*Input material:*

** Start **

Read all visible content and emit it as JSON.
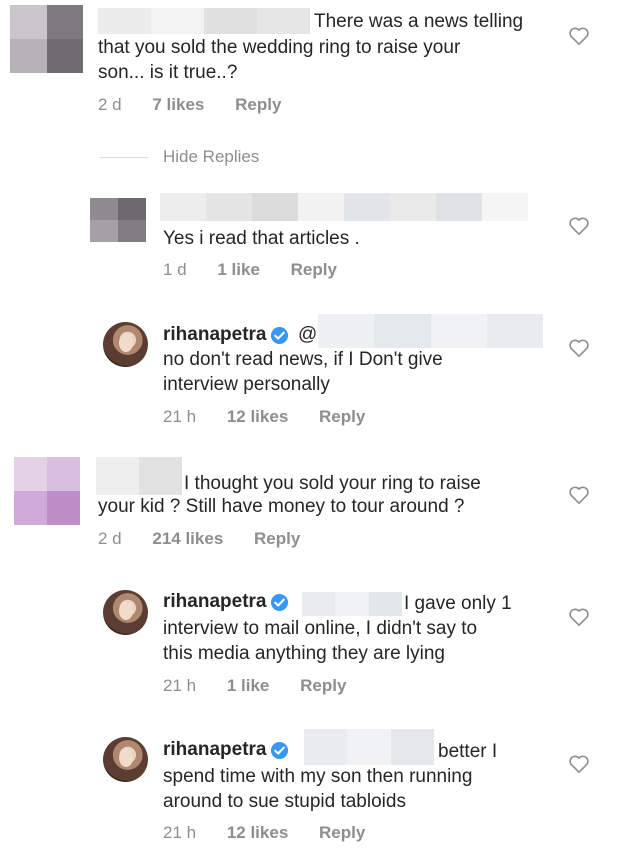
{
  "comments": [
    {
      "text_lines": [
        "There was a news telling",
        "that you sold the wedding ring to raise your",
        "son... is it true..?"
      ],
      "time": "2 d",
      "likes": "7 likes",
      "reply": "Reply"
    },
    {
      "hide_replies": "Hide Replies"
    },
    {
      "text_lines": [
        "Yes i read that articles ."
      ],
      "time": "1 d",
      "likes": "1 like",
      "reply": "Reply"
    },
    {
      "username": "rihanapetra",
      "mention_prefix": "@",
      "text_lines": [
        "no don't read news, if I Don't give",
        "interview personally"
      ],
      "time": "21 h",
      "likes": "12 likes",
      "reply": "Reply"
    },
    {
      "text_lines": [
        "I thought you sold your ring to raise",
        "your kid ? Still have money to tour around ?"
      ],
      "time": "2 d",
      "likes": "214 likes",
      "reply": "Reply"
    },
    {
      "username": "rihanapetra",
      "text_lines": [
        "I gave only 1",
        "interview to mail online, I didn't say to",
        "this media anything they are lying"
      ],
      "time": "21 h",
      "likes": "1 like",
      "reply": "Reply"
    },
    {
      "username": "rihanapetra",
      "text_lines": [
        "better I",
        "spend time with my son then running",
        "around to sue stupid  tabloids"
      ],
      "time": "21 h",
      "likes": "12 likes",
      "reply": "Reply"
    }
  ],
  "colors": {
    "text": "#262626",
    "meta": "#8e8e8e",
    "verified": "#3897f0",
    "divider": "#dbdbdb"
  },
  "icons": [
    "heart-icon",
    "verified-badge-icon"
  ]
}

** End **

*Given instruction:*
Pictures are to be left out; the records above must be repeated word for word.

*Written response:*
Read all visible content and emit it as JSON.
{
  "comments": [
    {
      "text_lines": [
        "There was a news telling",
        "that you sold the wedding ring to raise your",
        "son... is it true..?"
      ],
      "time": "2 d",
      "likes": "7 likes",
      "reply": "Reply"
    },
    {
      "hide_replies": "Hide Replies"
    },
    {
      "text_lines": [
        "Yes i read that articles ."
      ],
      "time": "1 d",
      "likes": "1 like",
      "reply": "Reply"
    },
    {
      "username": "rihanapetra",
      "mention_prefix": "@",
      "text_lines": [
        "no don't read news, if I Don't give",
        "interview personally"
      ],
      "time": "21 h",
      "likes": "12 likes",
      "reply": "Reply"
    },
    {
      "text_lines": [
        "I thought you sold your ring to raise",
        "your kid ? Still have money to tour around ?"
      ],
      "time": "2 d",
      "likes": "214 likes",
      "reply": "Reply"
    },
    {
      "username": "rihanapetra",
      "text_lines": [
        "I gave only 1",
        "interview to mail online, I didn't say to",
        "this media anything they are lying"
      ],
      "time": "21 h",
      "likes": "1 like",
      "reply": "Reply"
    },
    {
      "username": "rihanapetra",
      "text_lines": [
        "better I",
        "spend time with my son then running",
        "around to sue stupid  tabloids"
      ],
      "time": "21 h",
      "likes": "12 likes",
      "reply": "Reply"
    }
  ],
  "colors": {
    "text": "#262626",
    "meta": "#8e8e8e",
    "verified": "#3897f0",
    "divider": "#dbdbdb"
  },
  "icons": [
    "heart-icon",
    "verified-badge-icon"
  ]
}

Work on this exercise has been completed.